**Work required**
Looking at the records below, say how many lines include "screenshot", and add nothing else.

Data section Block Start

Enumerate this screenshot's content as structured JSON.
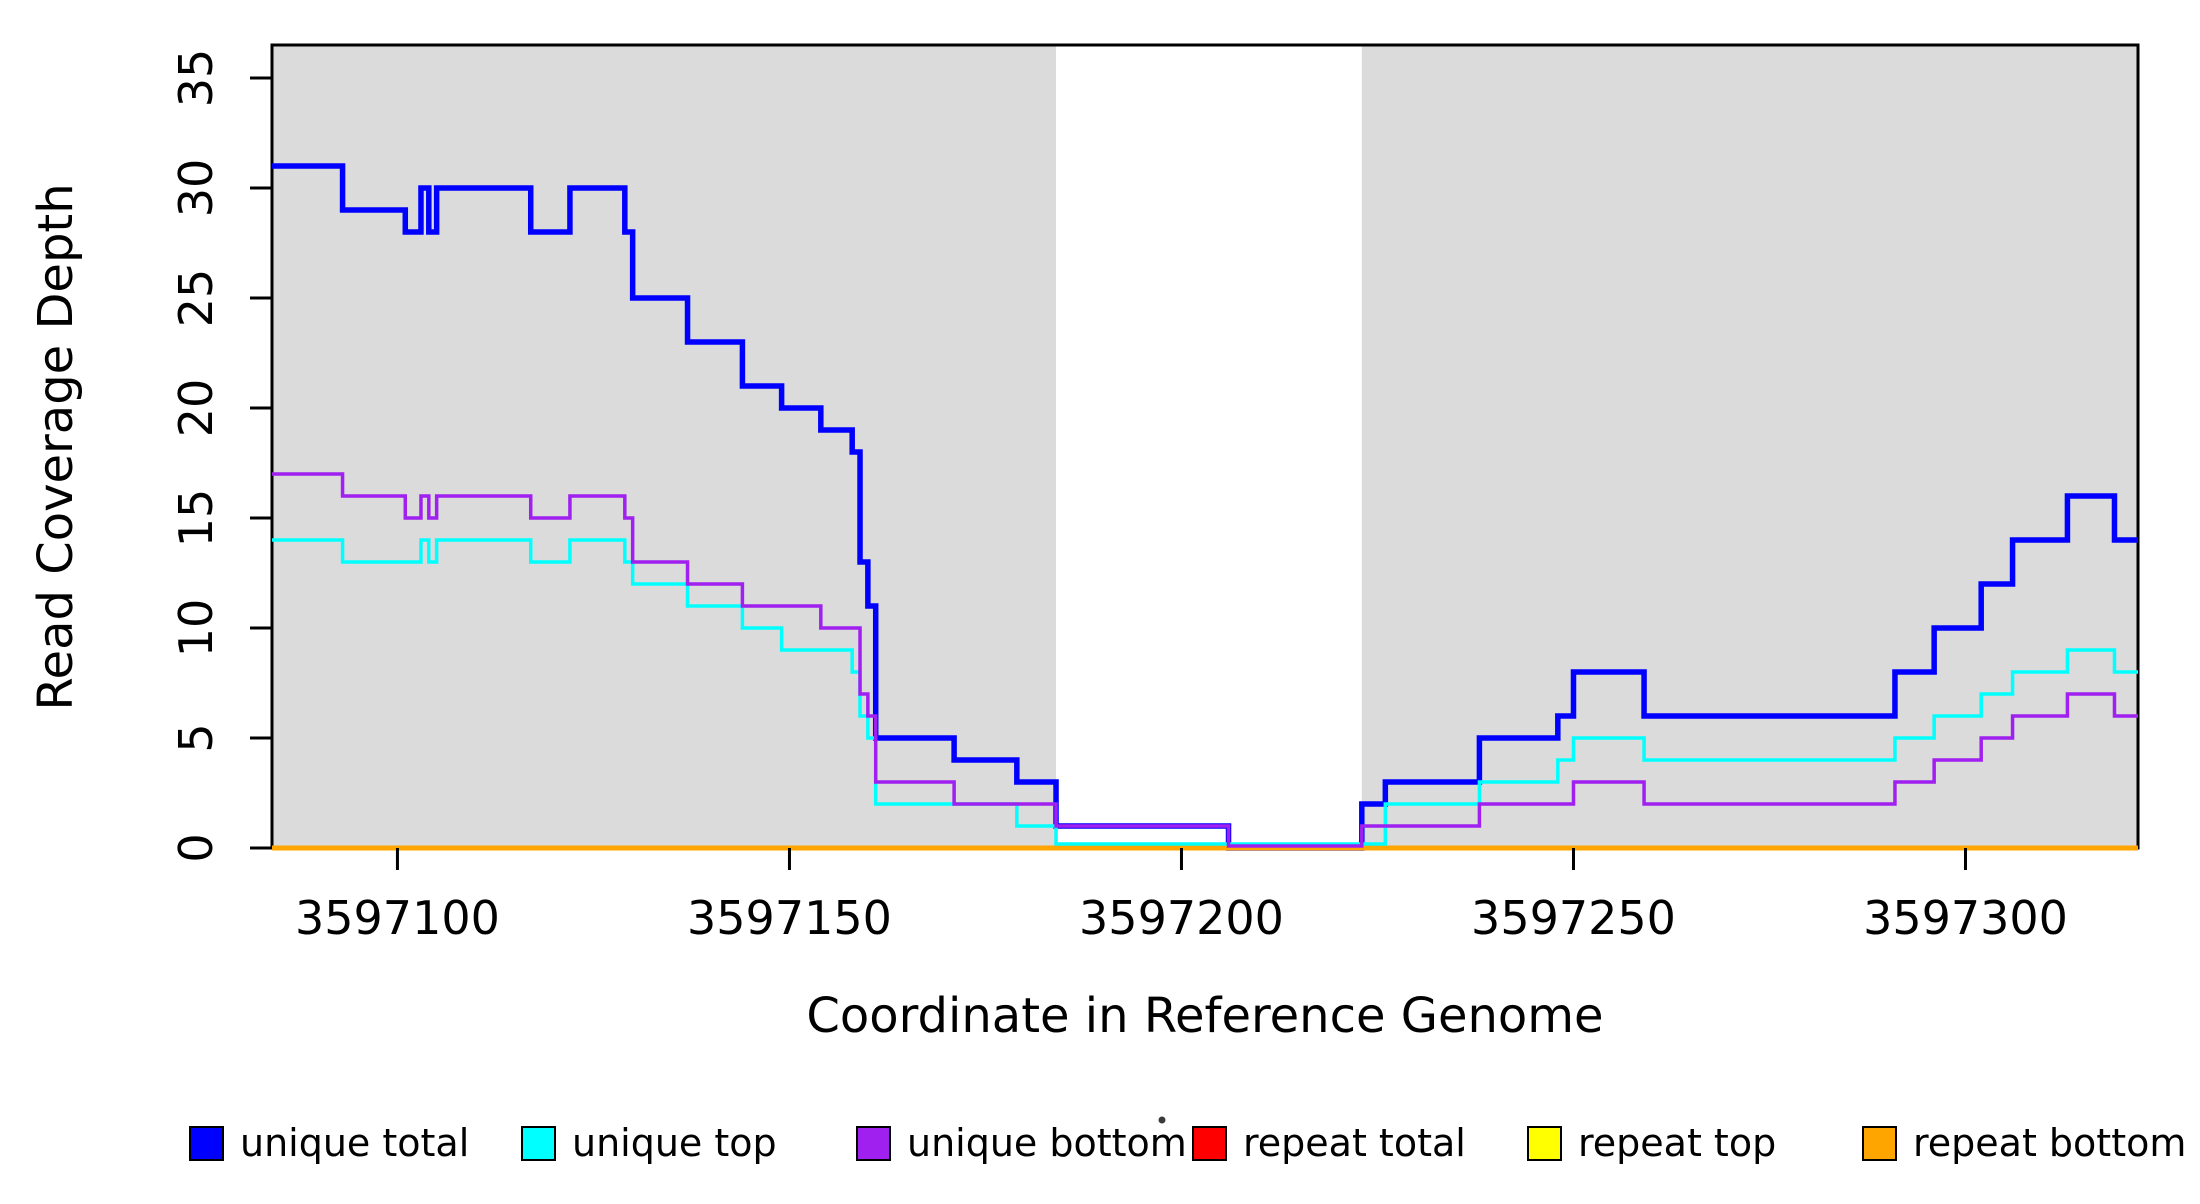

Data section Block End
Data section Block Start

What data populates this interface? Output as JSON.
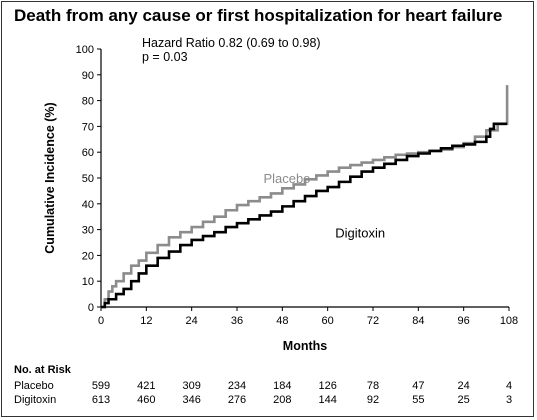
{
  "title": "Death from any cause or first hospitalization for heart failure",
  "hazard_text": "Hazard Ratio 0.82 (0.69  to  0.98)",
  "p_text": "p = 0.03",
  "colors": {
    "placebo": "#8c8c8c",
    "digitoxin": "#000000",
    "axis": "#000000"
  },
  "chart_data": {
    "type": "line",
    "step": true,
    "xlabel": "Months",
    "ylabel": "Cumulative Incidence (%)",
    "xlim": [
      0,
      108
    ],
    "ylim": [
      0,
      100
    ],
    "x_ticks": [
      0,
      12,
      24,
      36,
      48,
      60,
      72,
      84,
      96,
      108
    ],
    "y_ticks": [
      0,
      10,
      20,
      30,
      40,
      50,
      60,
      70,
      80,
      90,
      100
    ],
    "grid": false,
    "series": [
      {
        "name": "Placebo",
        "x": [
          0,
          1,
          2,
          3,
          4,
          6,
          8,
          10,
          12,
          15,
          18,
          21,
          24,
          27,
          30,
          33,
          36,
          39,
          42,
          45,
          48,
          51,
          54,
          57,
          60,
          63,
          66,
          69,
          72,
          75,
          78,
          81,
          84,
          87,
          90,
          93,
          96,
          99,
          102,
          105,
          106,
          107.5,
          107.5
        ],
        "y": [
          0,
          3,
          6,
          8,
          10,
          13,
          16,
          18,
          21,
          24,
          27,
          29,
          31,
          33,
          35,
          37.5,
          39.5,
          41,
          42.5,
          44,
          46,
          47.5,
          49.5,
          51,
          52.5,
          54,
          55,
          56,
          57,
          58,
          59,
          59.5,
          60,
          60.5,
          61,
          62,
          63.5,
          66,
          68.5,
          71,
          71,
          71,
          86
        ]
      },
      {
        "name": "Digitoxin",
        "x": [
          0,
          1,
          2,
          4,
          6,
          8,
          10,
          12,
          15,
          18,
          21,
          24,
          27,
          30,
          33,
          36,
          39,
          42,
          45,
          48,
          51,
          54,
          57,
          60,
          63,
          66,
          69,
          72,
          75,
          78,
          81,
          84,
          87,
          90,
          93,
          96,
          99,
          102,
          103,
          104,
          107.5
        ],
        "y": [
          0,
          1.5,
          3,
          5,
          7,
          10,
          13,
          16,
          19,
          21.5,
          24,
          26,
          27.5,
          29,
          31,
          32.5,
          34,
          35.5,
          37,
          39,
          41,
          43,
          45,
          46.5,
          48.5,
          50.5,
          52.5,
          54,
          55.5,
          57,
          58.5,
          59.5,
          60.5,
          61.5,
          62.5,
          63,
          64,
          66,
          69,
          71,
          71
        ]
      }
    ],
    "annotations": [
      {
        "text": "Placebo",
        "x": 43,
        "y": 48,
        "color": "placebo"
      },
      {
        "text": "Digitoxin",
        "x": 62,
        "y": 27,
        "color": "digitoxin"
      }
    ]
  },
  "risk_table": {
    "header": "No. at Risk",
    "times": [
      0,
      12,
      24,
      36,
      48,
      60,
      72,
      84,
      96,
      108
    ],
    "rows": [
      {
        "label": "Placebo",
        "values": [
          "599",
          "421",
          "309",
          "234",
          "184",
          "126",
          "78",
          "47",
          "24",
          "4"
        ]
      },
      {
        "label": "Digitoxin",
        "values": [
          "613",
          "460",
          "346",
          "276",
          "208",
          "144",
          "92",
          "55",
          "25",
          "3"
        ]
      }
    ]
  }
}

Data section Block End
Data section Block Start

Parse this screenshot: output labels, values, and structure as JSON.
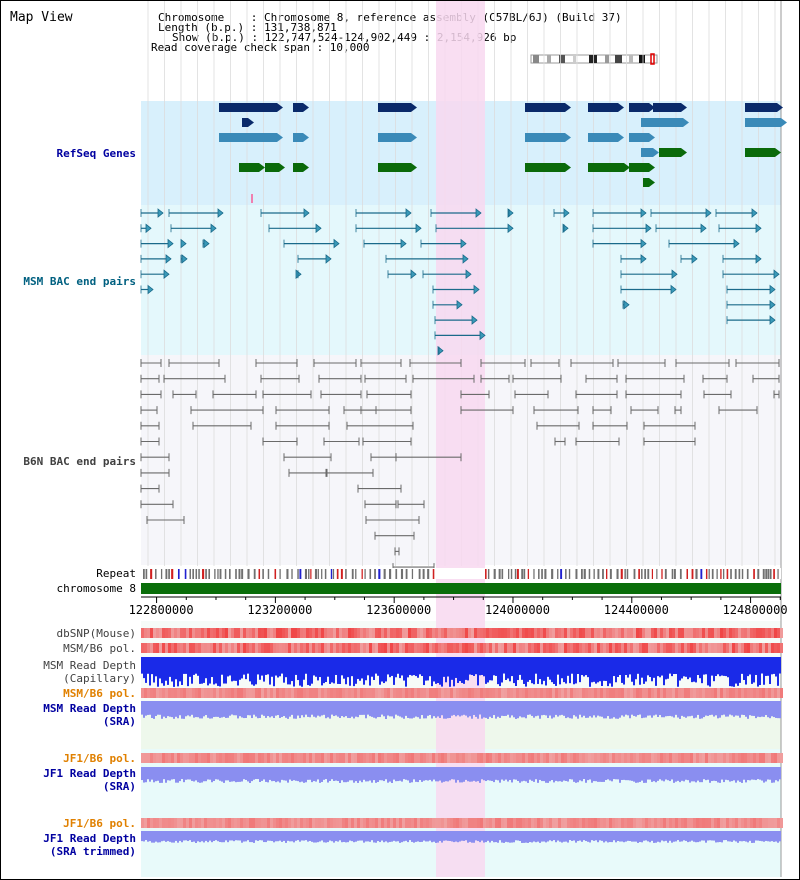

Data section Block End

**Exercise solution**
2